Task goal
Copy all the material that follows, keeping every character the same.

Rows

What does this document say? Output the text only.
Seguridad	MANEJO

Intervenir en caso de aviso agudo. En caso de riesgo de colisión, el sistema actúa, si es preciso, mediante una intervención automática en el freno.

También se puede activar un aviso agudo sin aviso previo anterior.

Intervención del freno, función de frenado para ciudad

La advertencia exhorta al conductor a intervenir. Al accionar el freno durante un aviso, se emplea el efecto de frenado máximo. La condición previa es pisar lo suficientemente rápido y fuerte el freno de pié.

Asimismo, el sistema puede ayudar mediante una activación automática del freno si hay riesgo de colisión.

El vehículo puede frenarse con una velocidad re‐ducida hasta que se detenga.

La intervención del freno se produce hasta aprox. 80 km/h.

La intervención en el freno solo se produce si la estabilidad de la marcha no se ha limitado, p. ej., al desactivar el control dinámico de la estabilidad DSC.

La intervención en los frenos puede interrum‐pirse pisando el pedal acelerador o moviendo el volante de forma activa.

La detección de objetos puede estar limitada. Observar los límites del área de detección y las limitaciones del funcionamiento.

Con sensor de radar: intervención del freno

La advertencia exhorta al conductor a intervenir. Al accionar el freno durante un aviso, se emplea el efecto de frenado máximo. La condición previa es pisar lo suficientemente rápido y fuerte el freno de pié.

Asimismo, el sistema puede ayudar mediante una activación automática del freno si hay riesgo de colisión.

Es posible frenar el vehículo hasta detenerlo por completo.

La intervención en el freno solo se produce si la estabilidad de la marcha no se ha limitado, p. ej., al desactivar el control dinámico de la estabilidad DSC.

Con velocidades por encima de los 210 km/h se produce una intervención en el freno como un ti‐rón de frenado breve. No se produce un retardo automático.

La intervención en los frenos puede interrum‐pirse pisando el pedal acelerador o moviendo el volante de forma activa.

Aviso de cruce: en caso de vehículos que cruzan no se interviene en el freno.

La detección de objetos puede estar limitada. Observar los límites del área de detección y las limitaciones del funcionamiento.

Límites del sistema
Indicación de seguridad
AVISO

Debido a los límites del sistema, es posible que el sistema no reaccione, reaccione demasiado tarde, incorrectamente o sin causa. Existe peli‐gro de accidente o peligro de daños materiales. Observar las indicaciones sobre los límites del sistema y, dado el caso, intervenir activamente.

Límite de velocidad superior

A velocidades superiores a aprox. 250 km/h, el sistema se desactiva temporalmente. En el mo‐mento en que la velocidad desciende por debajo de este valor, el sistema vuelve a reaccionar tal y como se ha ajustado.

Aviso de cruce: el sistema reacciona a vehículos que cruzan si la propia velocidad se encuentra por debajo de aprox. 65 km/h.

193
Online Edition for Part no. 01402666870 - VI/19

Output of the exercise
What does this document say? Output the text only.
Seguridad	MANEJO

Intervenir en caso de aviso agudo. En caso de riesgo de colisión, el sistema actúa, si es preciso, mediante una intervención automática en el freno.

También se puede activar un aviso agudo sin aviso previo anterior.

Intervención del freno, función de frenado para ciudad

La advertencia exhorta al conductor a intervenir. Al accionar el freno durante un aviso, se emplea el efecto de frenado máximo. La condición previa es pisar lo suficientemente rápido y fuerte el freno de pié.

Asimismo, el sistema puede ayudar mediante una activación automática del freno si hay riesgo de colisión.

El vehículo puede frenarse con una velocidad re‐ducida hasta que se detenga.

La intervención del freno se produce hasta aprox. 80 km/h.

La intervención en el freno solo se produce si la estabilidad de la marcha no se ha limitado, p. ej., al desactivar el control dinámico de la estabilidad DSC.

La intervención en los frenos puede interrum‐pirse pisando el pedal acelerador o moviendo el volante de forma activa.

La detección de objetos puede estar limitada. Observar los límites del área de detección y las limitaciones del funcionamiento.

Con sensor de radar: intervención del freno

La advertencia exhorta al conductor a intervenir. Al accionar el freno durante un aviso, se emplea el efecto de frenado máximo. La condición previa es pisar lo suficientemente rápido y fuerte el freno de pié.

Asimismo, el sistema puede ayudar mediante una activación automática del freno si hay riesgo de colisión.

Es posible frenar el vehículo hasta detenerlo por completo.

La intervención en el freno solo se produce si la estabilidad de la marcha no se ha limitado, p. ej., al desactivar el control dinámico de la estabilidad DSC.

Con velocidades por encima de los 210 km/h se produce una intervención en el freno como un ti‐rón de frenado breve. No se produce un retardo automático.

La intervención en los frenos puede interrum‐pirse pisando el pedal acelerador o moviendo el volante de forma activa.

Aviso de cruce: en caso de vehículos que cruzan no se interviene en el freno.

La detección de objetos puede estar limitada. Observar los límites del área de detección y las limitaciones del funcionamiento.

Límites del sistema
Indicación de seguridad
AVISO

Debido a los límites del sistema, es posible que el sistema no reaccione, reaccione demasiado tarde, incorrectamente o sin causa. Existe peli‐gro de accidente o peligro de daños materiales. Observar las indicaciones sobre los límites del sistema y, dado el caso, intervenir activamente.

Límite de velocidad superior

A velocidades superiores a aprox. 250 km/h, el sistema se desactiva temporalmente. En el mo‐mento en que la velocidad desciende por debajo de este valor, el sistema vuelve a reaccionar tal y como se ha ajustado.

Aviso de cruce: el sistema reacciona a vehículos que cruzan si la propia velocidad se encuentra por debajo de aprox. 65 km/h.

193
Online Edition for Part no. 01402666870 - VI/19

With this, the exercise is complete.